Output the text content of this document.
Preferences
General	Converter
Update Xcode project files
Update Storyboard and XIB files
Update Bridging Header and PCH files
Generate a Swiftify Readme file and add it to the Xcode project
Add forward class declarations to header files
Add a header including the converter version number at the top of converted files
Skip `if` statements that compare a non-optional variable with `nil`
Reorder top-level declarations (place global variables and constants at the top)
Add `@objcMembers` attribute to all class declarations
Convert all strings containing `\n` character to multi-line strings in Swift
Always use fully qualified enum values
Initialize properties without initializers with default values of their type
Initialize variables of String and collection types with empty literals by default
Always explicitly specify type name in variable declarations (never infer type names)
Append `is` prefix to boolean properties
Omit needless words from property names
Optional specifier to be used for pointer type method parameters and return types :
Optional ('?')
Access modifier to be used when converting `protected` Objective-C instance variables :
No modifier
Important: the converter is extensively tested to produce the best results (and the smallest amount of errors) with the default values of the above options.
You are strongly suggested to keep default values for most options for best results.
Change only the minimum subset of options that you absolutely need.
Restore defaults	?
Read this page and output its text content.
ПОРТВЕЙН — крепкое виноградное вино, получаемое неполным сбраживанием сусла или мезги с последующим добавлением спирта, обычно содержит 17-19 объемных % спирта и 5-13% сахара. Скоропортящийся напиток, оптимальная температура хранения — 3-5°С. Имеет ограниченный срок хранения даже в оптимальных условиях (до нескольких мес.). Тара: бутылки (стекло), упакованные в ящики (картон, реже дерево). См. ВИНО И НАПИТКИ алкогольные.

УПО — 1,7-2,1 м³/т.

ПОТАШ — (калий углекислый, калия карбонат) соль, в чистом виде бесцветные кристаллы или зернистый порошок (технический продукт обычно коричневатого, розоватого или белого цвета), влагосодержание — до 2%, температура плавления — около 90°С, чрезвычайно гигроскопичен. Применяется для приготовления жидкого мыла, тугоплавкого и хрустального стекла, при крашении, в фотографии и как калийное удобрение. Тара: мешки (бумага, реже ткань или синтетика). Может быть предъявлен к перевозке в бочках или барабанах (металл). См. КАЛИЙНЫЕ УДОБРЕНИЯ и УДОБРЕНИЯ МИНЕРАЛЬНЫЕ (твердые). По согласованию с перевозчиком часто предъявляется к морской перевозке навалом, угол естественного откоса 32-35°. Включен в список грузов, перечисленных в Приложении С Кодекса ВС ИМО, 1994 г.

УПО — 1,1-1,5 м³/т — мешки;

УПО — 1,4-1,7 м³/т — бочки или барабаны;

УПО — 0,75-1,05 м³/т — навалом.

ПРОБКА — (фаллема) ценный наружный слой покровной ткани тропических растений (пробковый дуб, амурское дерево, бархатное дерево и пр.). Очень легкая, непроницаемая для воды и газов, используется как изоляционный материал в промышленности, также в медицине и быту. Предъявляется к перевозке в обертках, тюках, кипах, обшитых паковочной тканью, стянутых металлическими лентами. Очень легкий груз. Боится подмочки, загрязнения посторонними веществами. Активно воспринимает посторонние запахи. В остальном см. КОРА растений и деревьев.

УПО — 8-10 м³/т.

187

◆ Direction:
Find every line that holds "types" and copy it.

◆ Full solution:
Initialize variables of String and collection types with empty literals by default
Optional specifier to be used for pointer type method parameters and return types :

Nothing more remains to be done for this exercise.